# Challenges
(1) In the review comment, why was the scatter intrinsic's ordering for overlapping addresses made intentional? Answer in one to three sentences.
(2) Rewrite the paragraph of the review comment that begins "LGTM." more briefly, keeping its main facts.
(3) Extract from the review comment the passage starting at "Yes, this was" and ending at "non-self cross-iteration dependencies.", copying it word for word.

# Source passage
================================
[PATCH] D50665: [LV][LAA] Vectorize loop invariant values stored into loop invariant address

Sun Aug 26 09:29:40 PDT 2018

Ayal added a comment.

In https://reviews.llvm.org/D50665#1212872, @anna wrote:

> This is what the langref states for scatter intrinsic (https://llvm.org/docs/LangRef.html#id1792):
>
>   . The data stored in memory is a vector of any integer, floating-point or pointer data type. Each vector element is stored in an arbitrary memory address. Scatter with overlapping addresses is guaranteed to be ordered from least-significant to most-significant element.

Yes, this was intentional, precisely to support vectorization of (possibly) self-overwriting stores.

> ...
>  This is the code that gets generated for uniform stores on skylake with AVX-512 support once I fixed the bug in this patch
>  ...

LGTM.
Indeed, care must be taken to avoid using more than one masked scatter to the same invariant address; but LAA should flag such non-self cross-iteration dependencies.
================================
# Supplied entries
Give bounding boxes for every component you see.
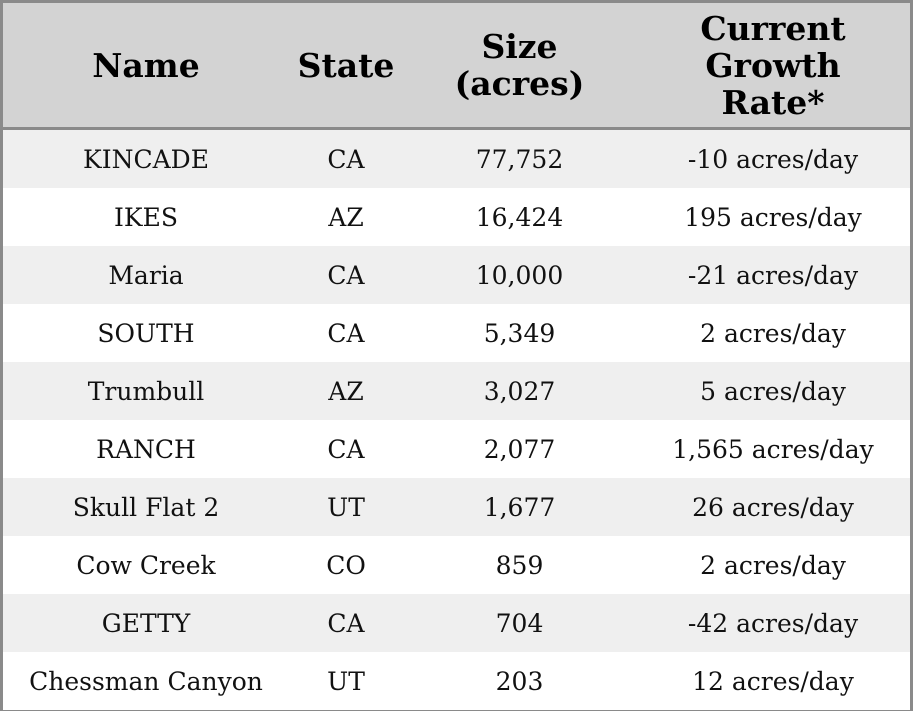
cell-name: SOUTH bbox=[3, 304, 289, 362]
cell-size: 2,077 bbox=[403, 420, 636, 478]
table-row: Cow Creek CO 859 2 acres/day bbox=[3, 536, 910, 594]
table-row: KINCADE CA 77,752 -10 acres/day bbox=[3, 128, 910, 188]
table-row: GETTY CA 704 -42 acres/day bbox=[3, 594, 910, 652]
cell-name: KINCADE bbox=[3, 128, 289, 188]
header-size-line2: (acres) bbox=[454, 64, 585, 103]
header-name-label: Name bbox=[92, 45, 200, 85]
cell-size: 5,349 bbox=[403, 304, 636, 362]
cell-name: IKES bbox=[3, 188, 289, 246]
table-row: Maria CA 10,000 -21 acres/day bbox=[3, 246, 910, 304]
table-row: IKES AZ 16,424 195 acres/day bbox=[3, 188, 910, 246]
table-row: SOUTH CA 5,349 2 acres/day bbox=[3, 304, 910, 362]
cell-state: AZ bbox=[289, 188, 403, 246]
cell-size: 10,000 bbox=[403, 246, 636, 304]
cell-growth-rate: -42 acres/day bbox=[636, 594, 910, 652]
cell-size: 3,027 bbox=[403, 362, 636, 420]
table-row: Chessman Canyon UT 203 12 acres/day bbox=[3, 652, 910, 710]
cell-size: 203 bbox=[403, 652, 636, 710]
table-row: Skull Flat 2 UT 1,677 26 acres/day bbox=[3, 478, 910, 536]
cell-state: CA bbox=[289, 246, 403, 304]
cell-growth-rate: 2 acres/day bbox=[636, 304, 910, 362]
cell-size: 1,677 bbox=[403, 478, 636, 536]
cell-name: Skull Flat 2 bbox=[3, 478, 289, 536]
header-state-label: State bbox=[297, 45, 395, 85]
cell-growth-rate: 12 acres/day bbox=[636, 652, 910, 710]
cell-size: 77,752 bbox=[403, 128, 636, 188]
cell-state: UT bbox=[289, 478, 403, 536]
fires-table: Name State Size (acres) Current Growth Rate… bbox=[3, 3, 910, 710]
cell-growth-rate: -21 acres/day bbox=[636, 246, 910, 304]
table-row: RANCH CA 2,077 1,565 acres/day bbox=[3, 420, 910, 478]
cell-size: 704 bbox=[403, 594, 636, 652]
table-row: Trumbull AZ 3,027 5 acres/day bbox=[3, 362, 910, 420]
cell-growth-rate: 2 acres/day bbox=[636, 536, 910, 594]
header-rate-line1: Current bbox=[700, 8, 846, 48]
cell-name: Chessman Canyon bbox=[3, 652, 289, 710]
cell-size: 16,424 bbox=[403, 188, 636, 246]
header-rate-line3: Rate* bbox=[721, 82, 825, 122]
header-name: Name bbox=[3, 3, 289, 130]
cell-name: Trumbull bbox=[3, 362, 289, 420]
header-size: Size (acres) bbox=[403, 3, 636, 130]
cell-growth-rate: 1,565 acres/day bbox=[636, 420, 910, 478]
cell-state: CA bbox=[289, 420, 403, 478]
cell-size: 859 bbox=[403, 536, 636, 594]
cell-growth-rate: 26 acres/day bbox=[636, 478, 910, 536]
cell-state: CO bbox=[289, 536, 403, 594]
cell-name: Cow Creek bbox=[3, 536, 289, 594]
cell-growth-rate: 195 acres/day bbox=[636, 188, 910, 246]
cell-growth-rate: -10 acres/day bbox=[636, 128, 910, 188]
header-state: State bbox=[289, 3, 403, 130]
cell-state: CA bbox=[289, 594, 403, 652]
header-row: Name State Size (acres) Current Growth Rate… bbox=[3, 3, 910, 130]
cell-state: UT bbox=[289, 652, 403, 710]
cell-state: CA bbox=[289, 128, 403, 188]
header-size-line1: Size bbox=[481, 27, 558, 66]
table-body: KINCADE CA 77,752 -10 acres/day IKES AZ … bbox=[3, 128, 910, 710]
header-growth-rate: Current Growth Rate* bbox=[636, 3, 910, 130]
table-header: Name State Size (acres) Current Growth Rate… bbox=[3, 3, 910, 130]
cell-growth-rate: 5 acres/day bbox=[636, 362, 910, 420]
cell-name: GETTY bbox=[3, 594, 289, 652]
header-rate-line2: Growth bbox=[705, 45, 841, 85]
cell-state: AZ bbox=[289, 362, 403, 420]
cell-name: Maria bbox=[3, 246, 289, 304]
cell-state: CA bbox=[289, 304, 403, 362]
cell-name: RANCH bbox=[3, 420, 289, 478]
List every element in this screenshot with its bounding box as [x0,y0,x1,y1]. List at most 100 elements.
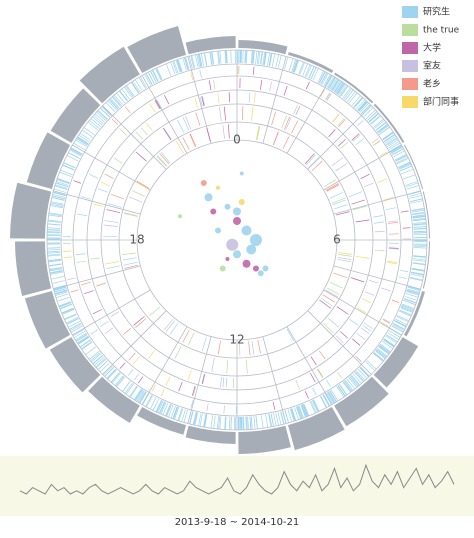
tick-mark-decor [47,252,60,253]
legend-swatch [402,96,418,108]
tick-mark-decor [406,293,418,297]
tick-mark-decor [137,181,149,188]
bubble [242,226,252,236]
tick-mark-decor [278,412,281,425]
hour-bar [15,241,51,296]
tick-mark-decor [125,107,130,113]
tick-mark-decor [200,70,202,78]
tick-mark-decor [364,183,373,187]
tick-mark-decor [76,254,86,255]
legend-label: the true [423,26,460,36]
hour-bar [127,26,186,73]
tick-mark-decor [219,107,221,121]
hour-label: 12 [229,333,244,347]
tick-mark-decor [296,380,300,389]
tick-mark-decor [130,386,137,397]
tick-mark-decor [166,377,170,386]
tick-mark-decor [185,116,190,129]
tick-mark-decor [330,282,343,288]
bubble [233,217,241,225]
tick-mark-decor [334,205,347,209]
tick-mark-decor [71,148,82,154]
tick-mark-decor [136,152,147,161]
spoke [324,290,402,335]
tick-mark-decor [381,288,390,291]
bubble [205,193,213,201]
bubble [263,266,269,272]
tick-mark-decor [73,181,81,184]
tick-mark-decor [179,382,183,391]
tick-mark-decor [177,120,183,133]
tick-mark-decor [93,204,103,206]
tick-mark-decor [160,154,169,164]
tick-mark-decor [311,357,316,365]
tick-mark-decor [123,328,131,334]
tick-mark-decor [47,228,60,229]
tick-mark-decor [393,323,404,329]
tick-mark-decor [96,283,106,286]
hour-bar [25,291,70,349]
tick-mark-decor [330,192,343,198]
tick-mark-decor [195,98,198,108]
bubble [215,228,221,234]
tick-mark-decor [68,278,76,280]
tick-mark-decor [338,254,352,256]
tick-mark-decor [246,360,247,374]
tick-mark-decor [71,290,79,292]
tick-mark-decor [127,85,135,96]
spoke [334,191,421,214]
tick-mark-decor [91,330,98,334]
bubble [246,245,256,255]
tick-mark-decor [124,87,132,97]
tick-mark-decor [254,93,255,103]
tick-mark-decor [284,57,287,70]
tick-mark-decor [134,374,139,380]
tick-mark-decor [218,93,219,103]
tick-mark-decor [403,228,411,229]
tick-mark-decor [369,280,379,283]
tick-mark-decor [111,194,124,199]
tick-mark-decor [84,127,94,135]
tick-mark-decor [141,127,147,135]
tick-mark-decor [388,221,398,222]
tick-mark-decor [357,333,365,339]
tick-mark-decor [294,60,298,72]
tick-mark-decor [146,123,152,131]
tick-mark-decor [148,351,154,359]
tick-mark-decor [327,288,339,295]
tick-mark-decor [67,155,79,161]
bubble [201,180,207,186]
spoke [103,311,167,375]
tick-mark-decor [352,339,360,346]
tick-mark-decor [378,179,387,183]
tick-mark-decor [94,276,104,279]
tick-mark-decor [256,51,257,64]
bubble [253,266,259,272]
tick-mark-decor [188,370,191,379]
hour-bar [10,183,51,239]
tick-mark-decor [313,388,317,395]
tick-mark-decor [106,266,120,269]
bubble [243,260,251,268]
tick-mark-decor [349,192,362,197]
tick-mark-decor [81,282,91,285]
tick-mark-decor [258,340,261,354]
tick-mark-decor [360,367,369,376]
tick-mark-decor [47,232,60,233]
bubble [233,208,241,216]
tick-mark-decor [326,380,330,387]
tick-mark-decor [326,290,338,297]
tick-mark-decor [317,369,322,377]
tick-mark-decor [156,68,162,80]
tick-mark-decor [183,117,189,130]
tick-mark-decor [356,139,364,145]
tick-mark-decor [47,251,60,252]
tick-mark-decor [388,222,398,223]
tick-mark-decor [309,66,314,78]
tick-mark-decor [224,406,225,414]
tick-mark-decor [163,128,171,140]
tick-mark-decor [62,309,74,314]
tick-mark-decor [248,417,249,430]
tick-mark-decor [136,182,148,189]
tick-mark-decor [214,416,216,429]
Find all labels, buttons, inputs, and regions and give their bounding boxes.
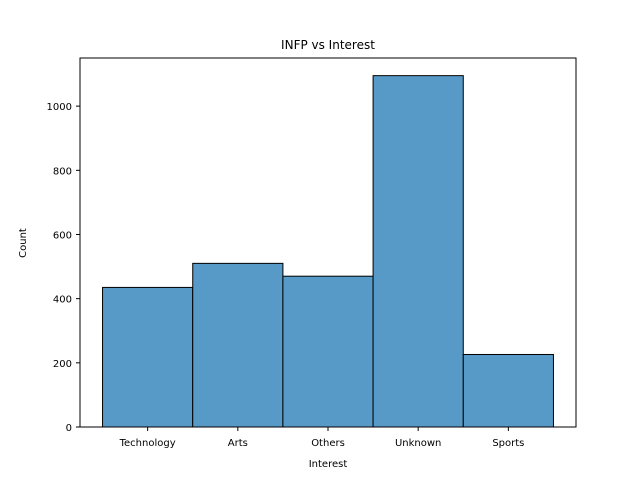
bar-arts	[192, 262, 284, 428]
plot-frame	[79, 57, 577, 428]
x-tick-label: Unknown	[395, 438, 441, 449]
x-tick-label: Arts	[228, 438, 248, 449]
y-tick-label: 200	[53, 359, 72, 370]
x-tick-label: Technology	[119, 438, 176, 449]
bar-others	[282, 275, 374, 428]
bar-technology	[102, 286, 194, 428]
x-tick-label: Sports	[492, 438, 524, 449]
x-axis-ticks: Technology Arts Others Unknown Sports	[119, 427, 524, 449]
bars-layer	[102, 75, 554, 428]
bar-sports	[462, 353, 554, 428]
y-tick-label: 600	[53, 230, 72, 241]
y-tick-label: 400	[53, 295, 72, 306]
chart-title: INFP vs Interest	[281, 38, 375, 52]
y-tick-label: 1000	[47, 102, 72, 113]
bar-unknown	[372, 75, 464, 428]
y-axis-label: Count	[18, 228, 29, 258]
y-tick-label: 0	[66, 423, 72, 434]
y-tick-label: 800	[53, 166, 72, 177]
x-axis-label: Interest	[309, 459, 348, 470]
y-axis-ticks: 0 200 400 600 800 1000	[47, 102, 80, 434]
x-tick-label: Others	[311, 438, 345, 449]
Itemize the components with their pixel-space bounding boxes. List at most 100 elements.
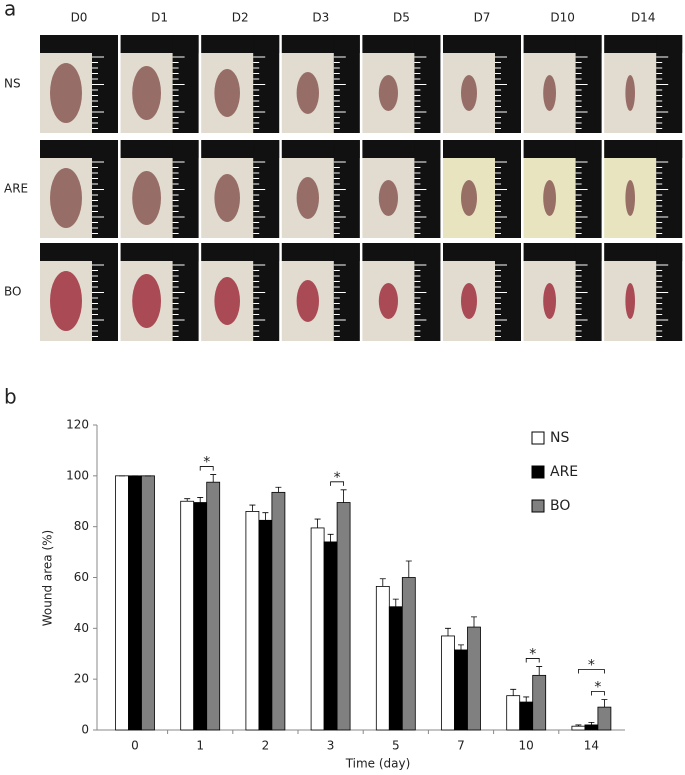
- column-label: D7: [474, 11, 491, 25]
- error-bar: [340, 489, 347, 503]
- wound: [214, 277, 240, 325]
- panel-label: b: [4, 385, 17, 409]
- column-label: D2: [232, 11, 249, 25]
- error-bar: [197, 497, 204, 503]
- bar: [519, 701, 534, 731]
- column-label: D3: [312, 11, 329, 25]
- bar: [336, 502, 351, 731]
- error-bar: [575, 724, 582, 727]
- y-tick-label: 40: [74, 621, 89, 635]
- x-tick-label: 0: [131, 739, 139, 753]
- wound: [461, 75, 477, 111]
- column-label: D5: [393, 11, 410, 25]
- bar: [206, 481, 221, 731]
- bar: [128, 475, 142, 731]
- wound: [461, 180, 477, 216]
- x-tick-label: 1: [196, 739, 204, 753]
- legend-label: BO: [550, 498, 570, 514]
- bar: [180, 500, 195, 731]
- wound: [214, 174, 240, 222]
- bar: [401, 577, 416, 731]
- column-label: D14: [631, 11, 656, 25]
- x-tick-label: 7: [457, 739, 465, 753]
- error-bar: [210, 474, 217, 483]
- error-bar: [275, 486, 282, 493]
- significance-bracket: [591, 691, 605, 696]
- error-bar: [262, 512, 269, 521]
- x-tick-label: 2: [262, 739, 270, 753]
- wound: [543, 75, 556, 111]
- row-label: BO: [4, 285, 21, 299]
- bar: [532, 674, 547, 731]
- error-bar: [314, 518, 321, 528]
- error-bar: [249, 504, 256, 512]
- significance-bracket: [578, 669, 605, 674]
- bar: [141, 475, 155, 731]
- panel-label: a: [4, 0, 16, 21]
- significance-label: *: [588, 658, 595, 674]
- error-bar: [536, 666, 543, 676]
- error-bar: [379, 578, 386, 587]
- wound: [214, 69, 240, 117]
- error-bar: [445, 627, 451, 636]
- column-label: D10: [550, 11, 575, 25]
- wound: [132, 66, 162, 120]
- significance-label: *: [203, 455, 210, 471]
- error-bar: [458, 644, 464, 650]
- y-tick-label: 60: [74, 570, 89, 584]
- bar: [388, 606, 403, 731]
- x-tick-label: 3: [327, 739, 335, 753]
- bar: [584, 724, 599, 731]
- wound: [132, 274, 162, 328]
- wound: [50, 168, 82, 228]
- y-tick-label: 100: [66, 468, 89, 482]
- x-axis-title: Time (day): [345, 757, 411, 771]
- wound: [543, 180, 556, 216]
- bar: [506, 695, 521, 731]
- significance-bracket: [525, 658, 540, 663]
- significance-label: *: [529, 646, 536, 662]
- wound: [132, 171, 162, 225]
- legend-swatch: [531, 431, 545, 445]
- wound: [296, 72, 319, 114]
- row-label: ARE: [4, 182, 28, 196]
- error-bar: [184, 498, 191, 502]
- row-label: NS: [4, 77, 21, 91]
- error-bar: [523, 696, 530, 703]
- error-bar: [588, 721, 595, 725]
- significance-bracket: [199, 466, 214, 471]
- x-tick-label: 14: [584, 739, 599, 753]
- wound: [543, 283, 556, 319]
- significance-bracket: [330, 481, 344, 486]
- bar: [571, 725, 586, 731]
- wound: [50, 63, 82, 123]
- y-tick-label: 80: [74, 519, 89, 533]
- bar: [245, 511, 260, 731]
- bar: [454, 649, 468, 731]
- wound: [50, 271, 82, 331]
- wound: [625, 75, 635, 111]
- y-tick-label: 0: [81, 723, 89, 737]
- legend-label: ARE: [550, 464, 578, 480]
- x-tick-label: 10: [519, 739, 534, 753]
- error-bar: [392, 598, 399, 607]
- bar: [258, 519, 273, 731]
- legend-swatch: [531, 499, 545, 513]
- y-axis-title: Wound area (%): [41, 530, 55, 627]
- bar: [271, 491, 286, 731]
- bar: [323, 541, 338, 731]
- wound: [378, 283, 398, 319]
- bar: [193, 502, 208, 731]
- legend-swatch: [531, 465, 545, 479]
- chart: Time (day) Wound area (%) 02040608010012…: [41, 418, 625, 771]
- wound: [625, 283, 635, 319]
- column-label: D0: [71, 11, 88, 25]
- significance-label: *: [334, 470, 341, 486]
- error-bar: [471, 616, 477, 628]
- bar: [115, 475, 129, 731]
- legend-label: NS: [550, 430, 569, 446]
- photo-grid: D0 D1 D2 D3 D5 D7 D10 D14 NS ARE BO: [4, 11, 683, 341]
- error-bar: [327, 533, 334, 542]
- x-tick-label: 5: [392, 739, 400, 753]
================================
# Exercise answers
(1) The ordering of overlapping addresses from least-significant to most-significant element was intentional so that vectorization of stores that may overwrite themselves would be supported.

(2) Approved. No more than one masked scatter should write to the same invariant address, and LAA should flag such non-self cross-iteration dependencies.

(3)
Yes, this was intentional, precisely to support vectorization of (possibly) self-overwriting stores.

> ...
>  This is the code that gets generated for uniform stores on skylake with AVX-512 support once I fixed the bug in this patch
>  ...

LGTM.
Indeed, care must be taken to avoid using more than one masked scatter to the same invariant address; but LAA should flag such non-self cross-iteration dependencies.